Reproduce the data below in full and exclude every picture.

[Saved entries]
************
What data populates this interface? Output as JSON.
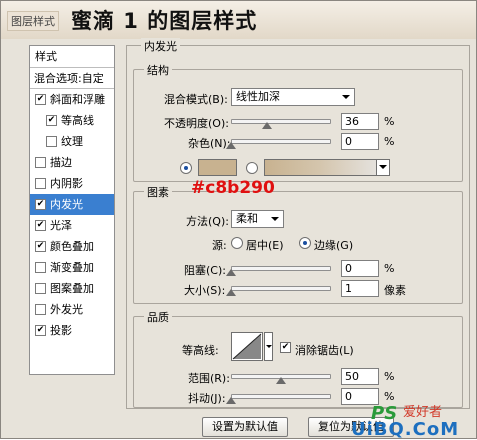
{
  "window": {
    "title_prefix": "图层样式",
    "title_main": "蜜滴 1 的图层样式"
  },
  "sidebar": {
    "header": "样式",
    "blend_options": "混合选项:自定",
    "items": [
      {
        "label": "斜面和浮雕",
        "checked": true,
        "sub": false,
        "selected": false
      },
      {
        "label": "等高线",
        "checked": true,
        "sub": true,
        "selected": false
      },
      {
        "label": "纹理",
        "checked": false,
        "sub": true,
        "selected": false
      },
      {
        "label": "描边",
        "checked": false,
        "sub": false,
        "selected": false
      },
      {
        "label": "内阴影",
        "checked": false,
        "sub": false,
        "selected": false
      },
      {
        "label": "内发光",
        "checked": true,
        "sub": false,
        "selected": true
      },
      {
        "label": "光泽",
        "checked": true,
        "sub": false,
        "selected": false
      },
      {
        "label": "颜色叠加",
        "checked": true,
        "sub": false,
        "selected": false
      },
      {
        "label": "渐变叠加",
        "checked": false,
        "sub": false,
        "selected": false
      },
      {
        "label": "图案叠加",
        "checked": false,
        "sub": false,
        "selected": false
      },
      {
        "label": "外发光",
        "checked": false,
        "sub": false,
        "selected": false
      },
      {
        "label": "投影",
        "checked": true,
        "sub": false,
        "selected": false
      }
    ]
  },
  "panel": {
    "title": "内发光",
    "structure": {
      "title": "结构",
      "blend_mode_label": "混合模式(B):",
      "blend_mode_value": "线性加深",
      "opacity_label": "不透明度(O):",
      "opacity_value": "36",
      "opacity_fraction": 0.36,
      "noise_label": "杂色(N):",
      "noise_value": "0",
      "noise_fraction": 0,
      "percent": "%",
      "glow_color": "#c8b290"
    },
    "color_note": "#c8b290",
    "elements": {
      "title": "图素",
      "method_label": "方法(Q):",
      "method_value": "柔和",
      "source_label": "源:",
      "source_center": "居中(E)",
      "source_edge": "边缘(G)",
      "source_selected": "edge",
      "choke_label": "阻塞(C):",
      "choke_value": "0",
      "choke_fraction": 0,
      "size_label": "大小(S):",
      "size_value": "1",
      "size_fraction": 0.004,
      "size_unit": "像素",
      "percent": "%"
    },
    "quality": {
      "title": "品质",
      "contour_label": "等高线:",
      "antialias_label": "消除锯齿(L)",
      "antialias_checked": true,
      "range_label": "范围(R):",
      "range_value": "50",
      "range_fraction": 0.5,
      "jitter_label": "抖动(J):",
      "jitter_value": "0",
      "jitter_fraction": 0,
      "percent": "%"
    },
    "buttons": {
      "set_default": "设置为默认值",
      "reset_default": "复位为默认值"
    }
  },
  "watermark": {
    "ps": "PS",
    "site_cn": "爱好者",
    "url": "UiBQ.CoM"
  }
}
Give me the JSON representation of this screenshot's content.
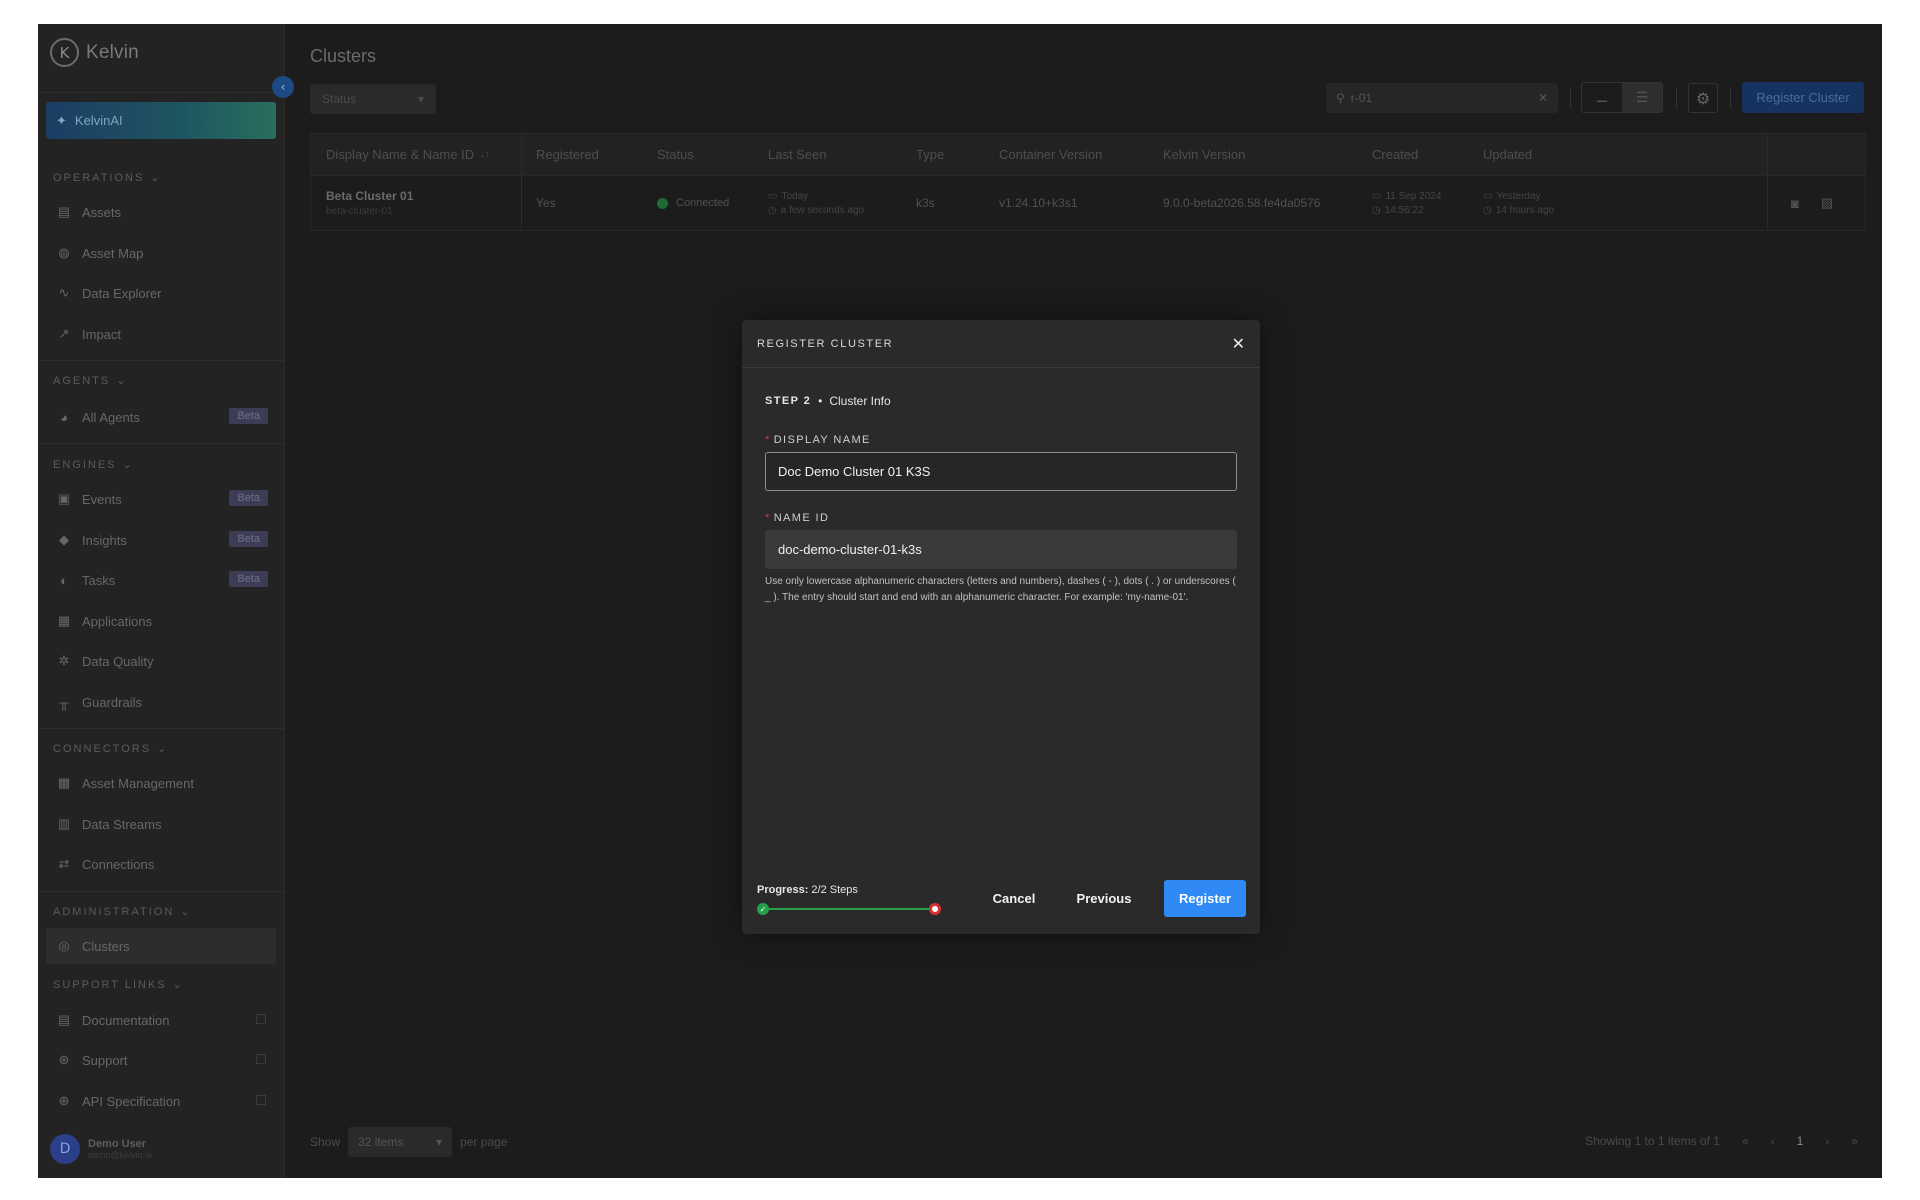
{
  "app": {
    "logo_text": "Kelvin",
    "logo_mark": "K"
  },
  "sidebar": {
    "kelvinai_label": "KelvinAI",
    "sections": {
      "operations": "OPERATIONS",
      "agents": "AGENTS",
      "engines": "ENGINES",
      "connectors": "CONNECTORS",
      "administration": "ADMINISTRATION",
      "support": "SUPPORT LINKS"
    },
    "items": {
      "assets": "Assets",
      "asset_map": "Asset Map",
      "data_explorer": "Data Explorer",
      "impact": "Impact",
      "all_agents": "All Agents",
      "events": "Events",
      "insights": "Insights",
      "tasks": "Tasks",
      "applications": "Applications",
      "data_quality": "Data Quality",
      "guardrails": "Guardrails",
      "asset_management": "Asset Management",
      "data_streams": "Data Streams",
      "connections": "Connections",
      "clusters": "Clusters",
      "documentation": "Documentation",
      "support": "Support",
      "api_spec": "API Specification"
    },
    "badge": "Beta",
    "user": {
      "initial": "D",
      "name": "Demo User",
      "email": "demo@kelvin.ai"
    }
  },
  "page": {
    "title": "Clusters",
    "status_filter": "Status",
    "search_value": "r-01",
    "register_button": "Register Cluster"
  },
  "table": {
    "headers": [
      "Display Name & Name ID",
      "Registered",
      "Status",
      "Last Seen",
      "Type",
      "Container Version",
      "Kelvin Version",
      "Created",
      "Updated"
    ],
    "sort_glyph": "↓↑",
    "rows": [
      {
        "display_name": "Beta Cluster 01",
        "name_id": "beta-cluster-01",
        "registered": "Yes",
        "status": "Connected",
        "last_seen_date": "Today",
        "last_seen_time": "a few seconds ago",
        "type": "k3s",
        "container_version": "v1.24.10+k3s1",
        "kelvin_version": "9.0.0-beta2026.58.fe4da0576",
        "created_date": "11 Sep 2024",
        "created_time": "14:56:22",
        "updated_date": "Yesterday",
        "updated_time": "14 hours ago"
      }
    ]
  },
  "footer": {
    "show": "Show",
    "per_page_value": "32 items",
    "per_page": "per page",
    "showing": "Showing 1 to 1 items of 1",
    "page": "1"
  },
  "modal": {
    "title": "REGISTER CLUSTER",
    "step_label": "STEP 2",
    "step_bullet": "•",
    "step_name": "Cluster Info",
    "display_name_label": "DISPLAY NAME",
    "display_name_value": "Doc Demo Cluster 01 K3S",
    "name_id_label": "NAME ID",
    "name_id_value": "doc-demo-cluster-01-k3s",
    "help_text": "Use only lowercase alphanumeric characters (letters and numbers), dashes ( - ), dots ( . ) or underscores ( _ ). The entry should start and end with an alphanumeric character. For example: 'my-name-01'.",
    "progress_label": "Progress:",
    "progress_value": "2/2 Steps",
    "progress_fraction": 1.0,
    "cancel": "Cancel",
    "previous": "Previous",
    "register": "Register",
    "required_mark": "*"
  },
  "colors": {
    "accent": "#2f8af5",
    "success": "#25a04b",
    "required": "#d23c3c"
  }
}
************
* WORKED SOLUTION:
What data populates this interface? Output as JSON.
{
  "window": {
    "title_prefix": "图层样式",
    "title_main": "蜜滴 1 的图层样式"
  },
  "sidebar": {
    "header": "样式",
    "blend_options": "混合选项:自定",
    "items": [
      {
        "label": "斜面和浮雕",
        "checked": true,
        "sub": false,
        "selected": false
      },
      {
        "label": "等高线",
        "checked": true,
        "sub": true,
        "selected": false
      },
      {
        "label": "纹理",
        "checked": false,
        "sub": true,
        "selected": false
      },
      {
        "label": "描边",
        "checked": false,
        "sub": false,
        "selected": false
      },
      {
        "label": "内阴影",
        "checked": false,
        "sub": false,
        "selected": false
      },
      {
        "label": "内发光",
        "checked": true,
        "sub": false,
        "selected": true
      },
      {
        "label": "光泽",
        "checked": true,
        "sub": false,
        "selected": false
      },
      {
        "label": "颜色叠加",
        "checked": true,
        "sub": false,
        "selected": false
      },
      {
        "label": "渐变叠加",
        "checked": false,
        "sub": false,
        "selected": false
      },
      {
        "label": "图案叠加",
        "checked": false,
        "sub": false,
        "selected": false
      },
      {
        "label": "外发光",
        "checked": false,
        "sub": false,
        "selected": false
      },
      {
        "label": "投影",
        "checked": true,
        "sub": false,
        "selected": false
      }
    ]
  },
  "panel": {
    "title": "内发光",
    "structure": {
      "title": "结构",
      "blend_mode_label": "混合模式(B):",
      "blend_mode_value": "线性加深",
      "opacity_label": "不透明度(O):",
      "opacity_value": "36",
      "opacity_fraction": 0.36,
      "noise_label": "杂色(N):",
      "noise_value": "0",
      "noise_fraction": 0,
      "percent": "%",
      "glow_color": "#c8b290"
    },
    "color_note": "#c8b290",
    "elements": {
      "title": "图素",
      "method_label": "方法(Q):",
      "method_value": "柔和",
      "source_label": "源:",
      "source_center": "居中(E)",
      "source_edge": "边缘(G)",
      "source_selected": "edge",
      "choke_label": "阻塞(C):",
      "choke_value": "0",
      "choke_fraction": 0,
      "size_label": "大小(S):",
      "size_value": "1",
      "size_fraction": 0.004,
      "size_unit": "像素",
      "percent": "%"
    },
    "quality": {
      "title": "品质",
      "contour_label": "等高线:",
      "antialias_label": "消除锯齿(L)",
      "antialias_checked": true,
      "range_label": "范围(R):",
      "range_value": "50",
      "range_fraction": 0.5,
      "jitter_label": "抖动(J):",
      "jitter_value": "0",
      "jitter_fraction": 0,
      "percent": "%"
    },
    "buttons": {
      "set_default": "设置为默认值",
      "reset_default": "复位为默认值"
    }
  },
  "watermark": {
    "ps": "PS",
    "site_cn": "爱好者",
    "url": "UiBQ.CoM"
  }
}
Give me the JSON representation of this screenshot's content.
{
  "app": {
    "logo_text": "Kelvin",
    "logo_mark": "K"
  },
  "sidebar": {
    "kelvinai_label": "KelvinAI",
    "sections": {
      "operations": "OPERATIONS",
      "agents": "AGENTS",
      "engines": "ENGINES",
      "connectors": "CONNECTORS",
      "administration": "ADMINISTRATION",
      "support": "SUPPORT LINKS"
    },
    "items": {
      "assets": "Assets",
      "asset_map": "Asset Map",
      "data_explorer": "Data Explorer",
      "impact": "Impact",
      "all_agents": "All Agents",
      "events": "Events",
      "insights": "Insights",
      "tasks": "Tasks",
      "applications": "Applications",
      "data_quality": "Data Quality",
      "guardrails": "Guardrails",
      "asset_management": "Asset Management",
      "data_streams": "Data Streams",
      "connections": "Connections",
      "clusters": "Clusters",
      "documentation": "Documentation",
      "support": "Support",
      "api_spec": "API Specification"
    },
    "badge": "Beta",
    "user": {
      "initial": "D",
      "name": "Demo User",
      "email": "demo@kelvin.ai"
    }
  },
  "page": {
    "title": "Clusters",
    "status_filter": "Status",
    "search_value": "r-01",
    "register_button": "Register Cluster"
  },
  "table": {
    "headers": [
      "Display Name & Name ID",
      "Registered",
      "Status",
      "Last Seen",
      "Type",
      "Container Version",
      "Kelvin Version",
      "Created",
      "Updated"
    ],
    "sort_glyph": "↓↑",
    "rows": [
      {
        "display_name": "Beta Cluster 01",
        "name_id": "beta-cluster-01",
        "registered": "Yes",
        "status": "Connected",
        "last_seen_date": "Today",
        "last_seen_time": "a few seconds ago",
        "type": "k3s",
        "container_version": "v1.24.10+k3s1",
        "kelvin_version": "9.0.0-beta2026.58.fe4da0576",
        "created_date": "11 Sep 2024",
        "created_time": "14:56:22",
        "updated_date": "Yesterday",
        "updated_time": "14 hours ago"
      }
    ]
  },
  "footer": {
    "show": "Show",
    "per_page_value": "32 items",
    "per_page": "per page",
    "showing": "Showing 1 to 1 items of 1",
    "page": "1"
  },
  "modal": {
    "title": "REGISTER CLUSTER",
    "step_label": "STEP 2",
    "step_bullet": "•",
    "step_name": "Cluster Info",
    "display_name_label": "DISPLAY NAME",
    "display_name_value": "Doc Demo Cluster 01 K3S",
    "name_id_label": "NAME ID",
    "name_id_value": "doc-demo-cluster-01-k3s",
    "help_text": "Use only lowercase alphanumeric characters (letters and numbers), dashes ( - ), dots ( . ) or underscores ( _ ). The entry should start and end with an alphanumeric character. For example: 'my-name-01'.",
    "progress_label": "Progress:",
    "progress_value": "2/2 Steps",
    "progress_fraction": 1.0,
    "cancel": "Cancel",
    "previous": "Previous",
    "register": "Register",
    "required_mark": "*"
  },
  "colors": {
    "accent": "#2f8af5",
    "success": "#25a04b",
    "required": "#d23c3c"
  }
}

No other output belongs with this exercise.